─── Supplied passage ───
Published online by Cambridge University Press:  14 December 2020

RICCARDO BERTOLUCCI
Affiliation:
University of Calabria, Italy (e-mail: bertolucci@mat.unical.it)
ALESSIO CAPITANELLI
Affiliation:
Teseo srl, Italy (e-mail: alessio.capitanelli@teseotech.com)
CARMINE DODARO
Affiliation:
University of Calabria, Italy (e-mails: dodaro@mat.unical.it, leone@mat.unical.it)
NICOLA LEONE
Affiliation:
University of Calabria, Italy (e-mails: dodaro@mat.unical.it, leone@mat.unical.it)
MARCO MARATEA
Affiliation:
University of Genoa, Italy (e-mails: marco.maratea@unige.it, fulvio.mastrogiovanni@unige.it)
FULVIO MASTROGIOVANNI
Affiliation:
University of Genoa, Italy (e-mails: marco.maratea@unige.it, fulvio.mastrogiovanni@unige.it)
MAURO VALLATI
Affiliation:
University of Huddersfield, UK (e-mail:m.vallati@hud.ac.uk)
───
## Tasks for this exercise
1. Retype everything in the author listing from "RICCARDO BERTOLUCCI" down to "Italy (e-mail: alessio.capitanelli@teseotech.com)", keeping every character unchanged.
2. In the author listing, what affiliation is given for Alessio Capitanelli?
─── Available data ───
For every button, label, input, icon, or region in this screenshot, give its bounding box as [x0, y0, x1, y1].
───
## Outputs in order
1.
RICCARDO BERTOLUCCI
Affiliation:
University of Calabria, Italy (e-mail: bertolucci@mat.unical.it)
ALESSIO CAPITANELLI
Affiliation:
Teseo srl, Italy (e-mail: alessio.capitanelli@teseotech.com)

2. Teseo srl, Italy.